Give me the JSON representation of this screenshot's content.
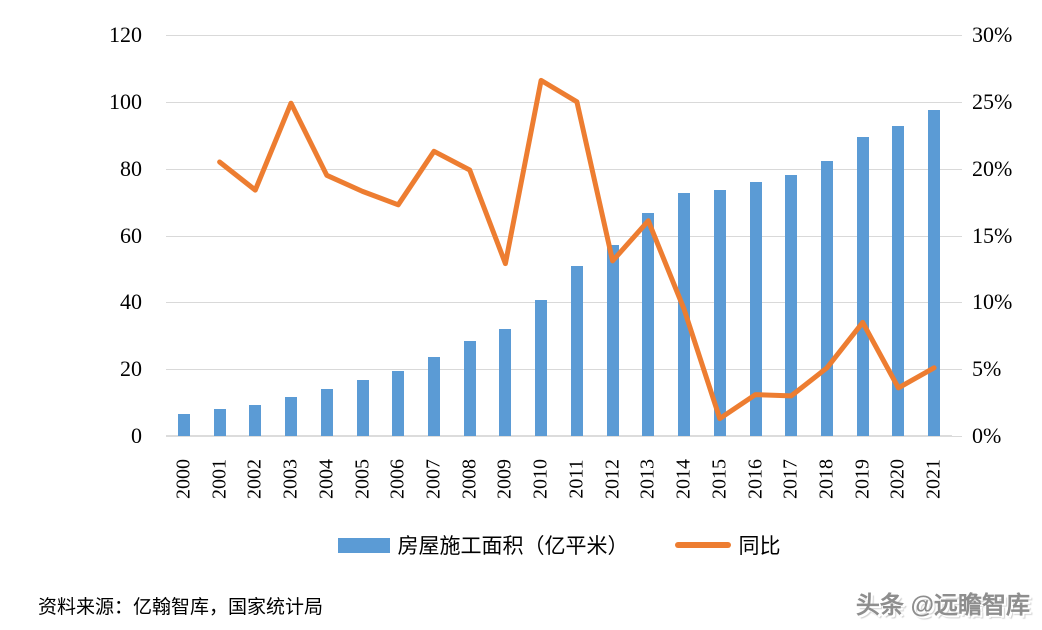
{
  "chart_data": {
    "type": "bar",
    "subtype": "combo-bar-line",
    "categories": [
      "2000",
      "2001",
      "2002",
      "2003",
      "2004",
      "2005",
      "2006",
      "2007",
      "2008",
      "2009",
      "2010",
      "2011",
      "2012",
      "2013",
      "2014",
      "2015",
      "2016",
      "2017",
      "2018",
      "2019",
      "2020",
      "2021"
    ],
    "series": [
      {
        "name": "房屋施工面积（亿平米）",
        "type": "bar",
        "axis": "left",
        "color": "#5b9bd5",
        "values": [
          6.6,
          8.0,
          9.4,
          11.8,
          14.1,
          16.7,
          19.4,
          23.6,
          28.3,
          31.9,
          40.6,
          50.8,
          57.3,
          66.6,
          72.6,
          73.6,
          75.9,
          78.2,
          82.2,
          89.4,
          92.7,
          97.5
        ]
      },
      {
        "name": "同比",
        "type": "line",
        "axis": "right",
        "color": "#ed7d31",
        "values": [
          null,
          20.5,
          18.4,
          24.9,
          19.5,
          18.3,
          17.3,
          21.3,
          19.9,
          12.9,
          26.6,
          25.0,
          13.1,
          16.1,
          9.5,
          1.3,
          3.1,
          3.0,
          5.1,
          8.5,
          3.6,
          5.1
        ]
      }
    ],
    "left_axis": {
      "min": 0,
      "max": 120,
      "step": 20,
      "ticks": [
        "120",
        "100",
        "80",
        "60",
        "40",
        "20",
        "0"
      ]
    },
    "right_axis": {
      "min": 0,
      "max": 30,
      "step": 5,
      "ticks": [
        "30%",
        "25%",
        "20%",
        "15%",
        "10%",
        "5%",
        "0%"
      ]
    },
    "grid": true,
    "legend_position": "bottom",
    "title": ""
  },
  "legend": {
    "bars": "房屋施工面积（亿平米）",
    "line": "同比"
  },
  "footer": {
    "source": "资料来源：亿翰智库，国家统计局",
    "watermark": "头条 @远瞻智库"
  },
  "colors": {
    "bar": "#5b9bd5",
    "line": "#ed7d31",
    "grid": "#d9d9d9",
    "axis_text": "#000000",
    "watermark": "#8e8e8e"
  }
}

### Your instructions
Restate the data above word for word. Do not include the images.

### Answer in full
Give me the JSON representation of this screenshot's content.
{
  "chart_data": {
    "type": "bar",
    "subtype": "combo-bar-line",
    "categories": [
      "2000",
      "2001",
      "2002",
      "2003",
      "2004",
      "2005",
      "2006",
      "2007",
      "2008",
      "2009",
      "2010",
      "2011",
      "2012",
      "2013",
      "2014",
      "2015",
      "2016",
      "2017",
      "2018",
      "2019",
      "2020",
      "2021"
    ],
    "series": [
      {
        "name": "房屋施工面积（亿平米）",
        "type": "bar",
        "axis": "left",
        "color": "#5b9bd5",
        "values": [
          6.6,
          8.0,
          9.4,
          11.8,
          14.1,
          16.7,
          19.4,
          23.6,
          28.3,
          31.9,
          40.6,
          50.8,
          57.3,
          66.6,
          72.6,
          73.6,
          75.9,
          78.2,
          82.2,
          89.4,
          92.7,
          97.5
        ]
      },
      {
        "name": "同比",
        "type": "line",
        "axis": "right",
        "color": "#ed7d31",
        "values": [
          null,
          20.5,
          18.4,
          24.9,
          19.5,
          18.3,
          17.3,
          21.3,
          19.9,
          12.9,
          26.6,
          25.0,
          13.1,
          16.1,
          9.5,
          1.3,
          3.1,
          3.0,
          5.1,
          8.5,
          3.6,
          5.1
        ]
      }
    ],
    "left_axis": {
      "min": 0,
      "max": 120,
      "step": 20,
      "ticks": [
        "120",
        "100",
        "80",
        "60",
        "40",
        "20",
        "0"
      ]
    },
    "right_axis": {
      "min": 0,
      "max": 30,
      "step": 5,
      "ticks": [
        "30%",
        "25%",
        "20%",
        "15%",
        "10%",
        "5%",
        "0%"
      ]
    },
    "grid": true,
    "legend_position": "bottom",
    "title": ""
  },
  "legend": {
    "bars": "房屋施工面积（亿平米）",
    "line": "同比"
  },
  "footer": {
    "source": "资料来源：亿翰智库，国家统计局",
    "watermark": "头条 @远瞻智库"
  },
  "colors": {
    "bar": "#5b9bd5",
    "line": "#ed7d31",
    "grid": "#d9d9d9",
    "axis_text": "#000000",
    "watermark": "#8e8e8e"
  }
}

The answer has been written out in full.